Exercise - All of the lines below are to be transcribed faithfully, with pictures excluded from the copy.

--- START Entries shown ---

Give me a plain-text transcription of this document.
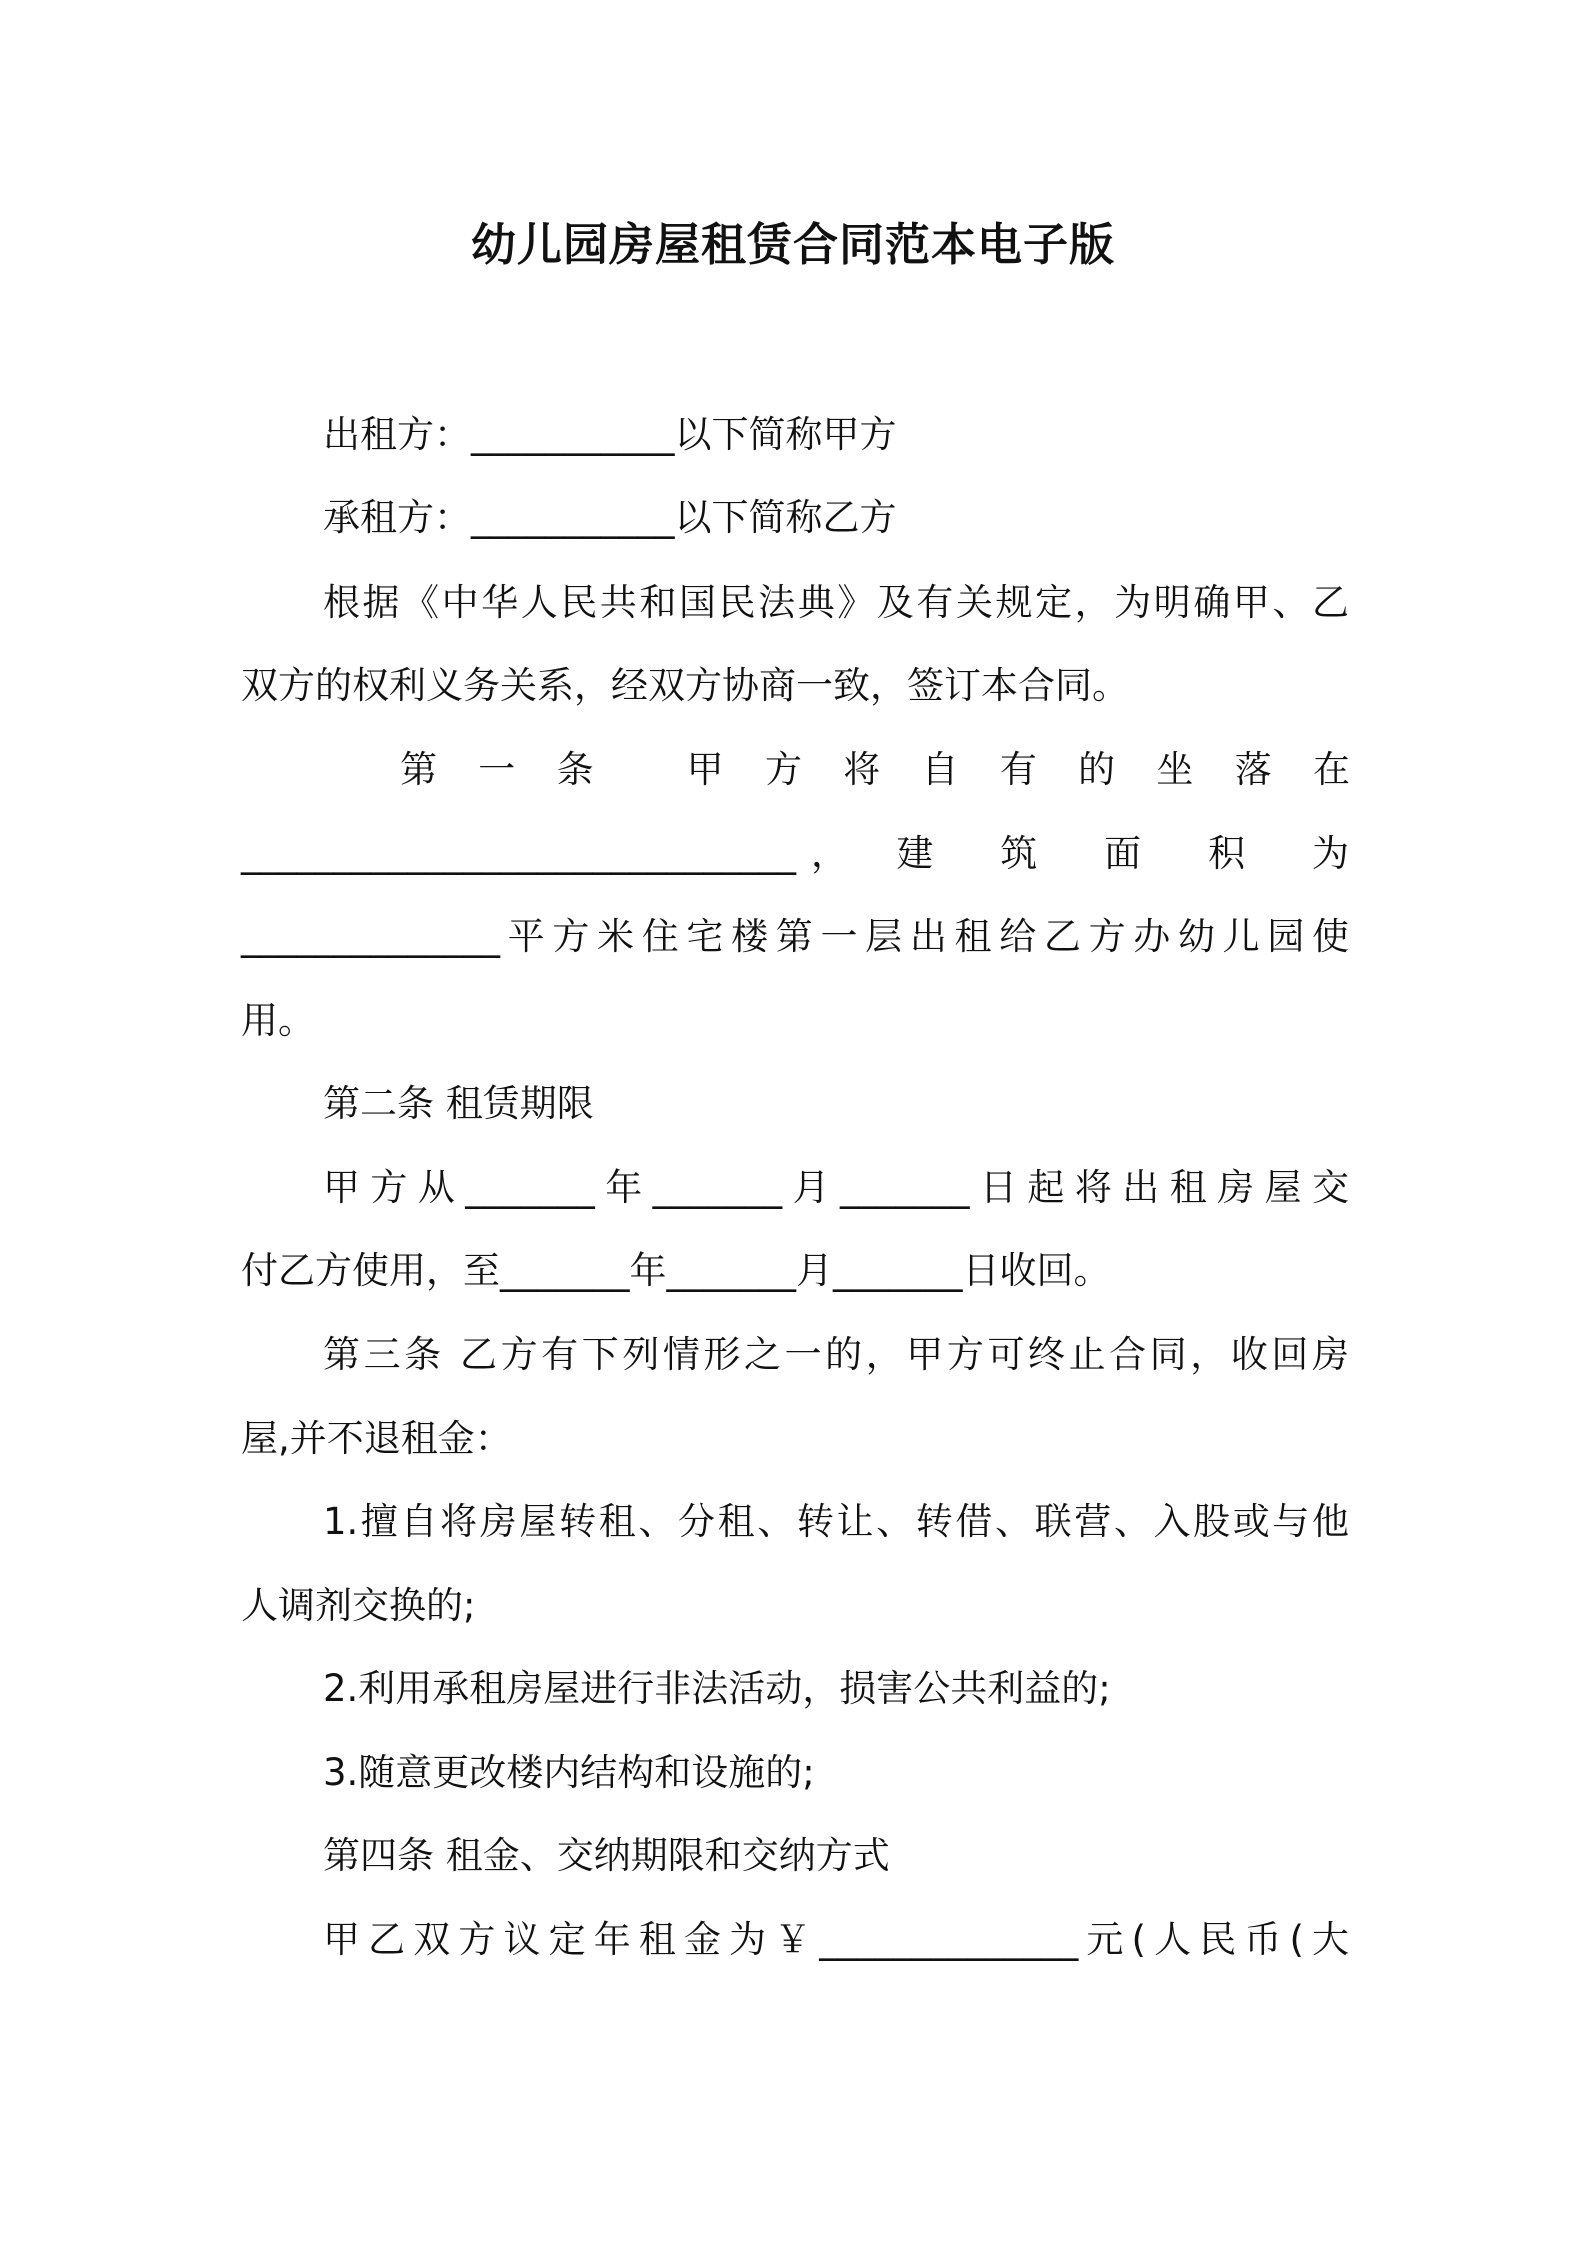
幼儿园房屋租赁合同范本电子版
出租方：___________以下简称甲方
承租方：___________以下简称乙方
根据《中华人民共和国民法典》及有关规定，为明确甲、乙
双方的权利义务关系，经双方协商一致，签订本合同。
第 一 条　 甲 方 将 自 有 的 坐 落 在
______________________________，　建　筑　面　积　为
______________平方米住宅楼第一层出租给乙方办幼儿园使
用。
第二条 租赁期限
甲方从_______年_______月_______日起将出租房屋交
付乙方使用，至_______年_______月_______日收回。
第三条 乙方有下列情形之一的，甲方可终止合同，收回房
屋,并不退租金：
1.擅自将房屋转租、分租、转让、转借、联营、入股或与他
人调剂交换的;
2.利用承租房屋进行非法活动，损害公共利益的;
3.随意更改楼内结构和设施的;
第四条 租金、交纳期限和交纳方式
甲乙双方议定年租金为￥______________元(人民币(大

--- END Entries shown ---

Right answer -
Give me a plain-text transcription of this document.
幼儿园房屋租赁合同范本电子版
出租方：___________以下简称甲方
承租方：___________以下简称乙方
根据《中华人民共和国民法典》及有关规定，为明确甲、乙
双方的权利义务关系，经双方协商一致，签订本合同。
第 一 条　 甲 方 将 自 有 的 坐 落 在
______________________________，　建　筑　面　积　为
______________平方米住宅楼第一层出租给乙方办幼儿园使
用。
第二条 租赁期限
甲方从_______年_______月_______日起将出租房屋交
付乙方使用，至_______年_______月_______日收回。
第三条 乙方有下列情形之一的，甲方可终止合同，收回房
屋,并不退租金：
1.擅自将房屋转租、分租、转让、转借、联营、入股或与他
人调剂交换的;
2.利用承租房屋进行非法活动，损害公共利益的;
3.随意更改楼内结构和设施的;
第四条 租金、交纳期限和交纳方式
甲乙双方议定年租金为￥______________元(人民币(大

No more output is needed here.